▸ **Stated goal**: Comb through the entries for "label" and pull out each line that holds it.

Items from a dataset:
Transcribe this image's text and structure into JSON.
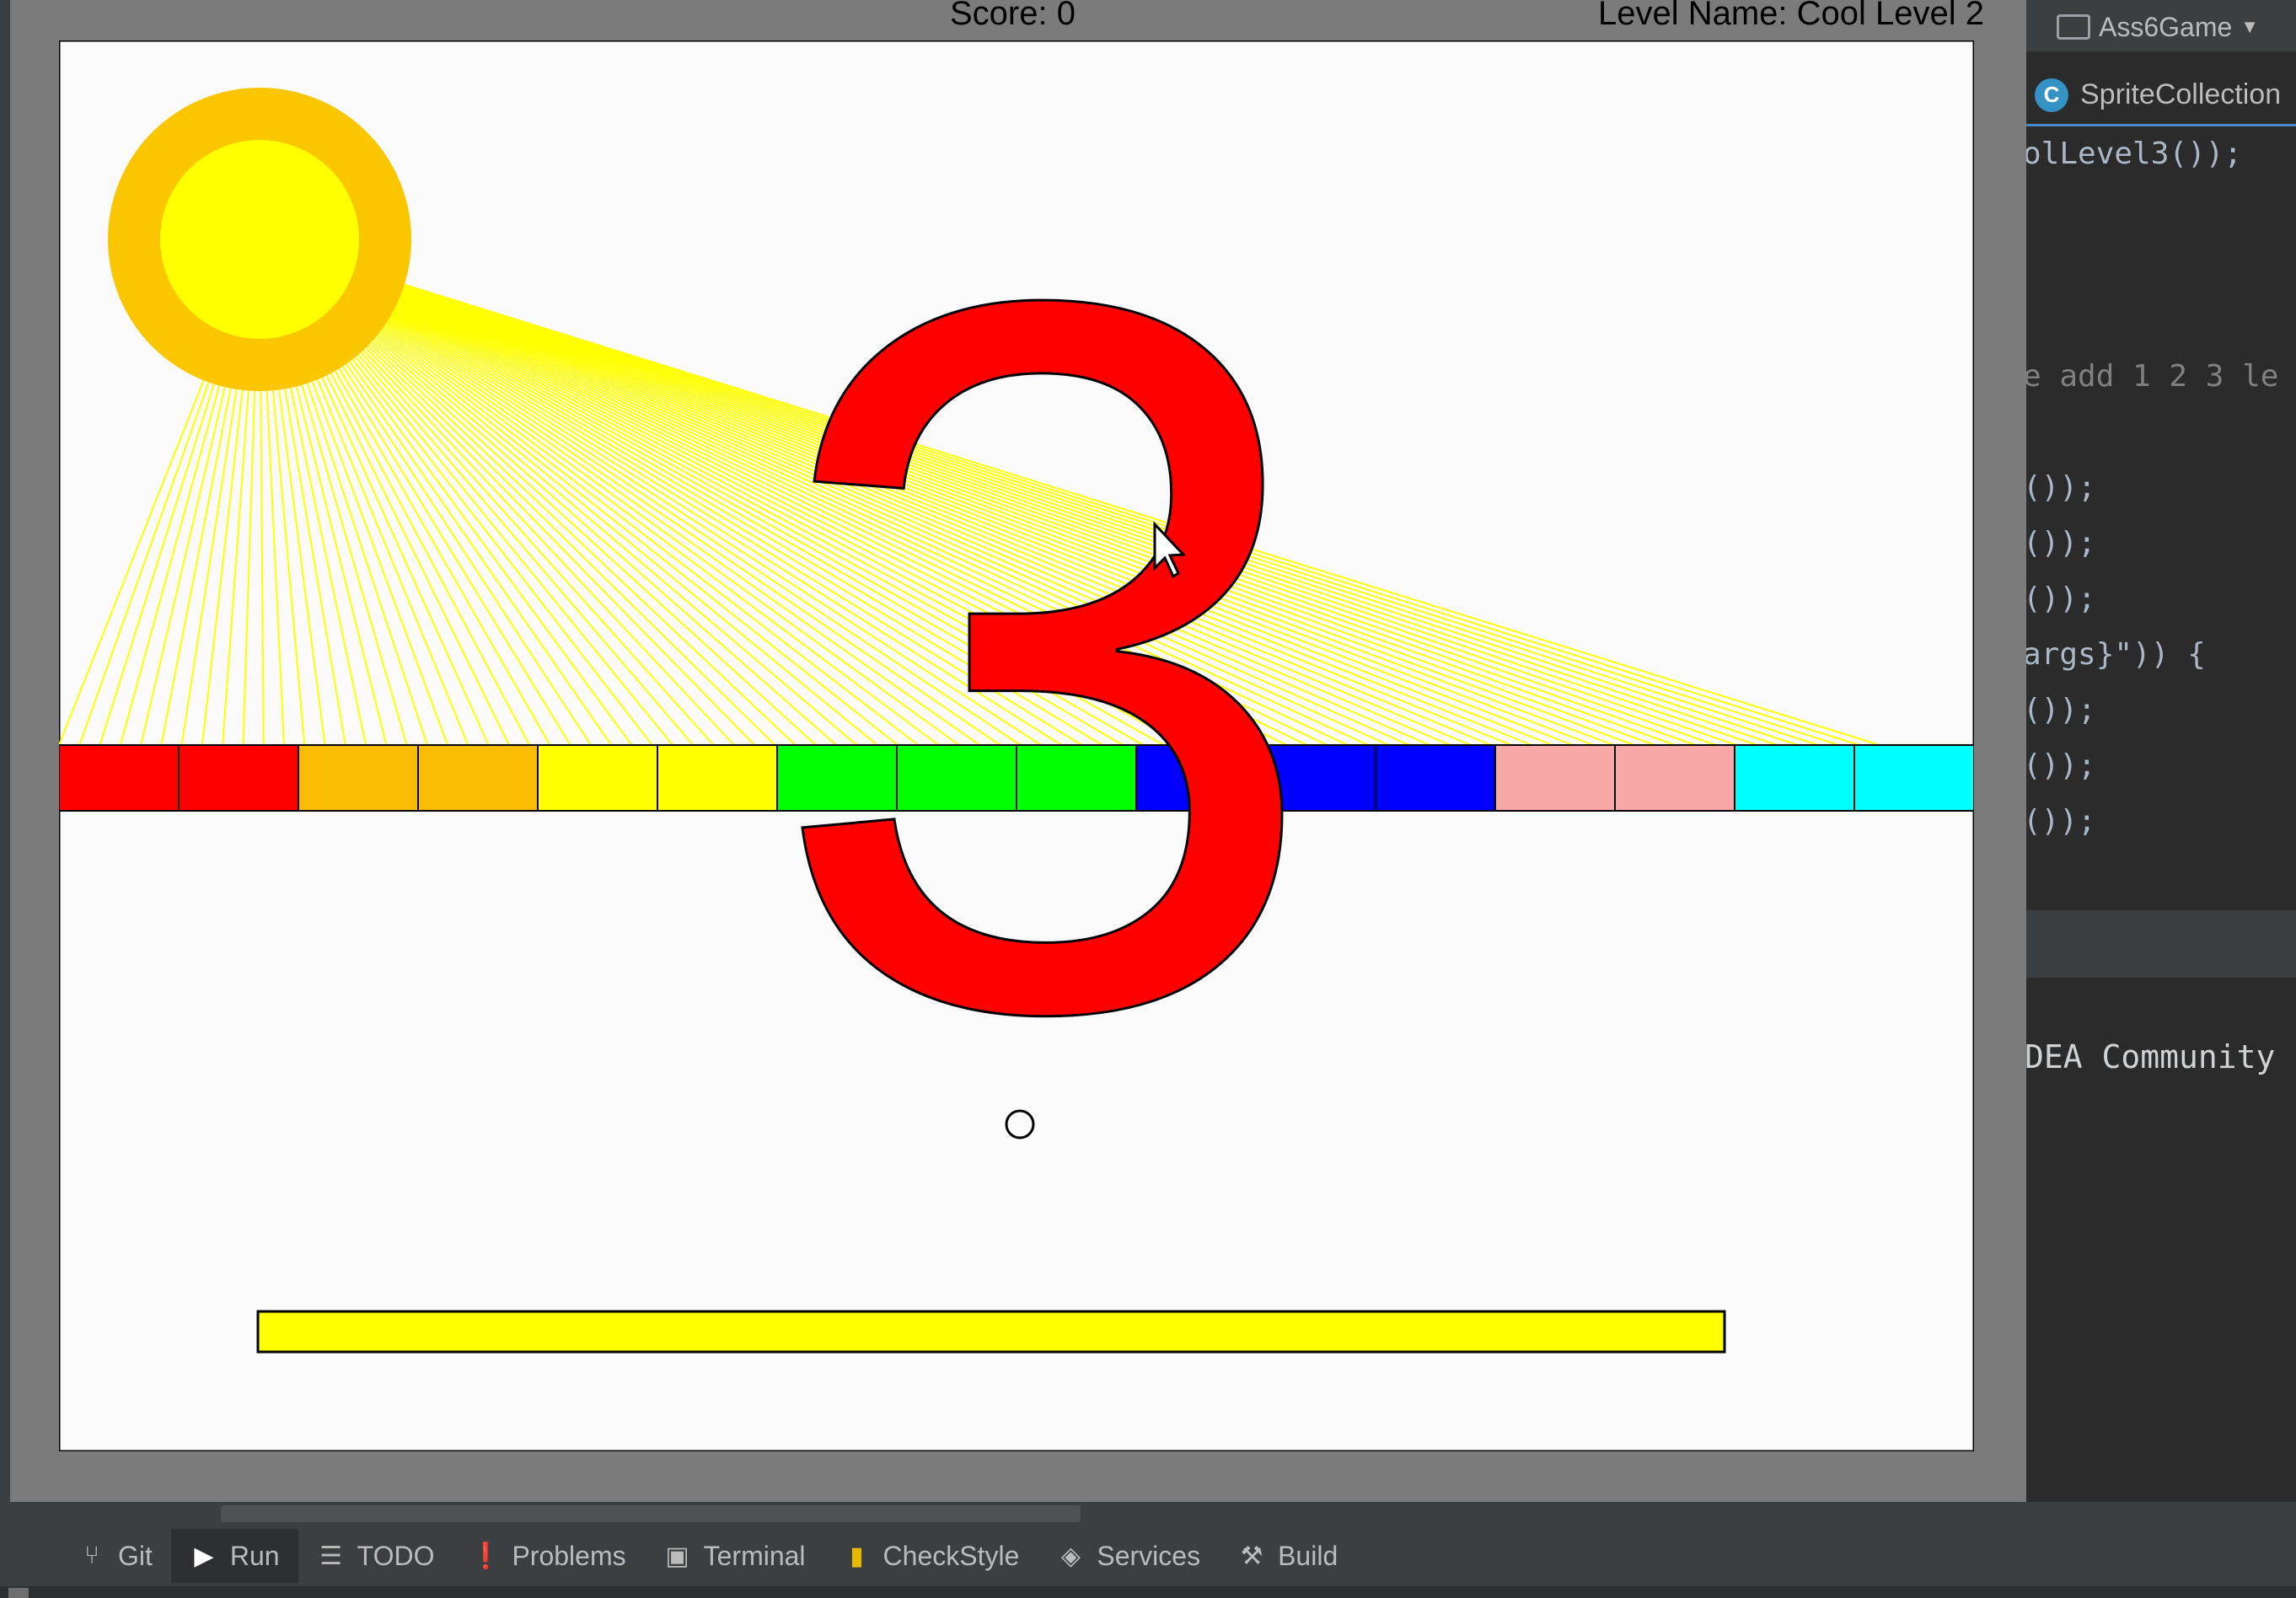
{
  "game": {
    "score_text": "Score: 0",
    "level_text": "Level Name: Cool Level 2",
    "countdown": "3",
    "block_colors": [
      "#ff0000",
      "#ff0000",
      "#f9bc02",
      "#f9bc02",
      "#ffff00",
      "#ffff00",
      "#00ff00",
      "#00ff00",
      "#00ff00",
      "#0000ff",
      "#0000ff",
      "#0000ff",
      "#f9a8a8",
      "#f9a8a8",
      "#00ffff",
      "#00ffff"
    ],
    "sun_outer_color": "#f9c600",
    "sun_inner_color": "#ffff00",
    "ray_color": "#ffff00",
    "paddle_color": "#ffff00",
    "background_color": "#fafafa"
  },
  "ide": {
    "run_config": "Ass6Game",
    "editor_tab": "SpriteCollection",
    "editor_tab_icon": "C",
    "code_lines": [
      "olLevel3());",
      "e add 1 2 3 le",
      "());",
      "());",
      "());",
      "args}\")) {",
      "());",
      "());",
      "());"
    ],
    "console_text": "DEA Community"
  },
  "toolbar": {
    "tabs": [
      {
        "label": "Git",
        "icon": "git-icon"
      },
      {
        "label": "Run",
        "icon": "run-icon"
      },
      {
        "label": "TODO",
        "icon": "list-icon"
      },
      {
        "label": "Problems",
        "icon": "problems-icon"
      },
      {
        "label": "Terminal",
        "icon": "terminal-icon"
      },
      {
        "label": "CheckStyle",
        "icon": "checkstyle-icon"
      },
      {
        "label": "Services",
        "icon": "services-icon"
      },
      {
        "label": "Build",
        "icon": "hammer-icon"
      }
    ]
  }
}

▸ **Response to this exercise**:
        "label": "Git",
        "label": "Run",
        "label": "TODO",
        "label": "Problems",
        "label": "Terminal",
        "label": "CheckStyle",
        "label": "Services",
        "label": "Build",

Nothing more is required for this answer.